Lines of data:
----

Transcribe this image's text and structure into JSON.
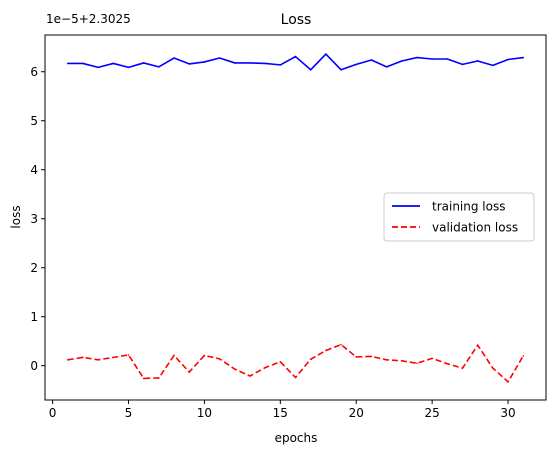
{
  "chart_data": {
    "type": "line",
    "title": "Loss",
    "xlabel": "epochs",
    "ylabel": "loss",
    "offset_label": "1e−5+2.3025",
    "xlim": [
      -0.5,
      32.5
    ],
    "ylim": [
      -0.7,
      6.75
    ],
    "y_scale_note": "values in units of 1e-5 above 2.3025",
    "xticks": [
      0,
      5,
      10,
      15,
      20,
      25,
      30
    ],
    "yticks": [
      0,
      1,
      2,
      3,
      4,
      5,
      6
    ],
    "grid": false,
    "legend_position": "center right",
    "x": [
      1,
      2,
      3,
      4,
      5,
      6,
      7,
      8,
      9,
      10,
      11,
      12,
      13,
      14,
      15,
      16,
      17,
      18,
      19,
      20,
      21,
      22,
      23,
      24,
      25,
      26,
      27,
      28,
      29,
      30,
      31
    ],
    "series": [
      {
        "name": "training loss",
        "color": "#0000ff",
        "style": "solid",
        "values": [
          6.17,
          6.17,
          6.09,
          6.17,
          6.09,
          6.18,
          6.1,
          6.28,
          6.16,
          6.2,
          6.28,
          6.18,
          6.18,
          6.17,
          6.14,
          6.31,
          6.04,
          6.36,
          6.04,
          6.15,
          6.24,
          6.1,
          6.22,
          6.29,
          6.26,
          6.26,
          6.15,
          6.22,
          6.13,
          6.25,
          6.29
        ]
      },
      {
        "name": "validation loss",
        "color": "#ff0000",
        "style": "dashed",
        "values": [
          0.12,
          0.17,
          0.12,
          0.17,
          0.22,
          -0.26,
          -0.25,
          0.21,
          -0.13,
          0.21,
          0.14,
          -0.07,
          -0.21,
          -0.04,
          0.08,
          -0.24,
          0.13,
          0.31,
          0.43,
          0.18,
          0.19,
          0.12,
          0.1,
          0.05,
          0.15,
          0.04,
          -0.05,
          0.42,
          -0.05,
          -0.33,
          0.2
        ]
      }
    ]
  }
}
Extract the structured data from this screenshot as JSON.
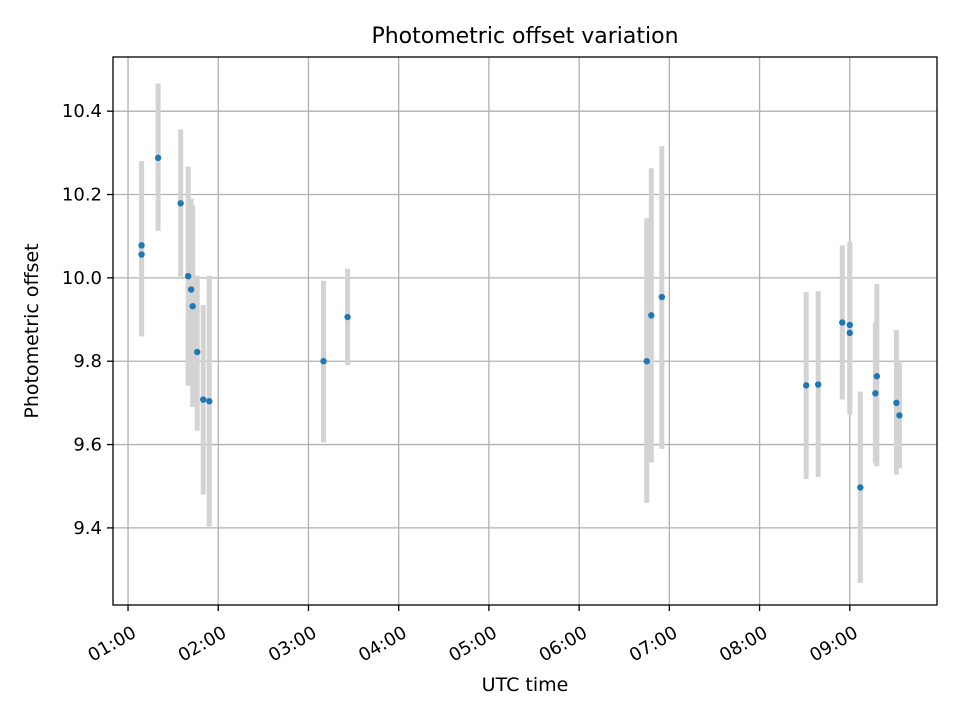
{
  "chart_data": {
    "type": "scatter",
    "title": "Photometric offset variation",
    "xlabel": "UTC time",
    "ylabel": "Photometric offset",
    "x_unit": "hours UTC",
    "xlim": [
      "00:50",
      "09:58"
    ],
    "ylim": [
      9.215,
      10.53
    ],
    "x_tick_labels": [
      "01:00",
      "02:00",
      "03:00",
      "04:00",
      "05:00",
      "06:00",
      "07:00",
      "08:00",
      "09:00"
    ],
    "y_ticks": [
      9.4,
      9.6,
      9.8,
      10.0,
      10.2,
      10.4
    ],
    "y_tick_labels": [
      "9.4",
      "9.6",
      "9.8",
      "10.0",
      "10.2",
      "10.4"
    ],
    "grid": true,
    "colors": {
      "points": "#1f77b4",
      "error_bars": "#d3d3d3",
      "grid": "#b0b0b0",
      "axes": "#000000"
    },
    "points": [
      {
        "t": "01:09",
        "y": 10.078,
        "lo": 9.86,
        "hi": 10.28
      },
      {
        "t": "01:09",
        "y": 10.056,
        "lo": 9.86,
        "hi": 10.255
      },
      {
        "t": "01:20",
        "y": 10.288,
        "lo": 10.113,
        "hi": 10.466
      },
      {
        "t": "01:35",
        "y": 10.179,
        "lo": 10.003,
        "hi": 10.356
      },
      {
        "t": "01:40",
        "y": 10.004,
        "lo": 9.741,
        "hi": 10.267
      },
      {
        "t": "01:42",
        "y": 9.972,
        "lo": 9.754,
        "hi": 10.19
      },
      {
        "t": "01:43",
        "y": 9.932,
        "lo": 9.69,
        "hi": 10.175
      },
      {
        "t": "01:46",
        "y": 9.822,
        "lo": 9.633,
        "hi": 10.005
      },
      {
        "t": "01:50",
        "y": 9.708,
        "lo": 9.48,
        "hi": 9.935
      },
      {
        "t": "01:54",
        "y": 9.704,
        "lo": 9.403,
        "hi": 10.005
      },
      {
        "t": "03:10",
        "y": 9.8,
        "lo": 9.605,
        "hi": 9.993
      },
      {
        "t": "03:26",
        "y": 9.906,
        "lo": 9.79,
        "hi": 10.022
      },
      {
        "t": "06:45",
        "y": 9.8,
        "lo": 9.46,
        "hi": 10.143
      },
      {
        "t": "06:48",
        "y": 9.91,
        "lo": 9.557,
        "hi": 10.263
      },
      {
        "t": "06:55",
        "y": 9.954,
        "lo": 9.59,
        "hi": 10.316
      },
      {
        "t": "08:31",
        "y": 9.742,
        "lo": 9.517,
        "hi": 9.966
      },
      {
        "t": "08:39",
        "y": 9.744,
        "lo": 9.522,
        "hi": 9.968
      },
      {
        "t": "08:55",
        "y": 9.893,
        "lo": 9.708,
        "hi": 10.078
      },
      {
        "t": "09:00",
        "y": 9.887,
        "lo": 9.688,
        "hi": 10.087
      },
      {
        "t": "09:00",
        "y": 9.868,
        "lo": 9.672,
        "hi": 10.065
      },
      {
        "t": "09:07",
        "y": 9.497,
        "lo": 9.268,
        "hi": 9.727
      },
      {
        "t": "09:17",
        "y": 9.723,
        "lo": 9.555,
        "hi": 9.892
      },
      {
        "t": "09:18",
        "y": 9.764,
        "lo": 9.548,
        "hi": 9.985
      },
      {
        "t": "09:31",
        "y": 9.7,
        "lo": 9.528,
        "hi": 9.875
      },
      {
        "t": "09:33",
        "y": 9.67,
        "lo": 9.543,
        "hi": 9.797
      }
    ]
  }
}
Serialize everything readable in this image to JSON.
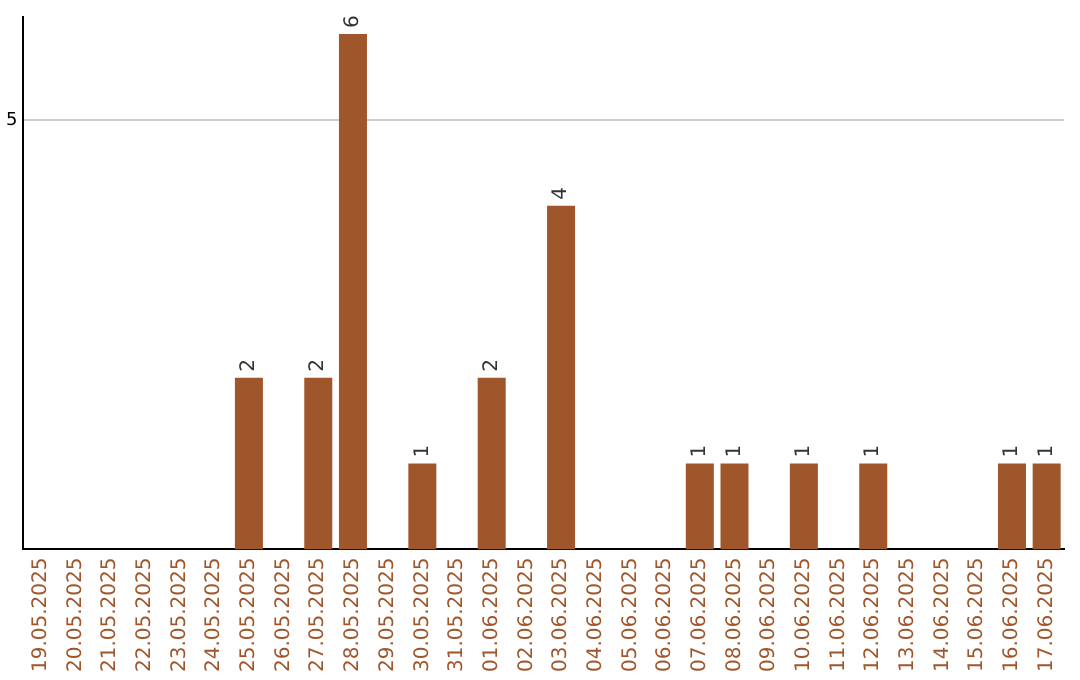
{
  "chart_data": {
    "type": "bar",
    "categories": [
      "19.05.2025",
      "20.05.2025",
      "21.05.2025",
      "22.05.2025",
      "23.05.2025",
      "24.05.2025",
      "25.05.2025",
      "26.05.2025",
      "27.05.2025",
      "28.05.2025",
      "29.05.2025",
      "30.05.2025",
      "31.05.2025",
      "01.06.2025",
      "02.06.2025",
      "03.06.2025",
      "04.06.2025",
      "05.06.2025",
      "06.06.2025",
      "07.06.2025",
      "08.06.2025",
      "09.06.2025",
      "10.06.2025",
      "11.06.2025",
      "12.06.2025",
      "13.06.2025",
      "14.06.2025",
      "15.06.2025",
      "16.06.2025",
      "17.06.2025"
    ],
    "values": [
      0,
      0,
      0,
      0,
      0,
      0,
      2,
      0,
      2,
      6,
      0,
      1,
      0,
      2,
      0,
      4,
      0,
      0,
      0,
      1,
      1,
      0,
      1,
      0,
      1,
      0,
      0,
      0,
      1,
      1
    ],
    "value_labels": [
      null,
      null,
      null,
      null,
      null,
      null,
      "2",
      null,
      "2",
      "6",
      null,
      "1",
      null,
      "2",
      null,
      "4",
      null,
      null,
      null,
      "1",
      "1",
      null,
      "1",
      null,
      "1",
      null,
      null,
      null,
      "1",
      "1"
    ],
    "color": "#a0562b",
    "ylim": [
      0,
      6.2
    ],
    "yticks": [
      5
    ],
    "grid": "y"
  }
}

----

→ **EXERCISE DESCRIPTION**:
State how many lines include the string "JSON", and nothing more.

→ **WRITTEN SOLUTION**:
3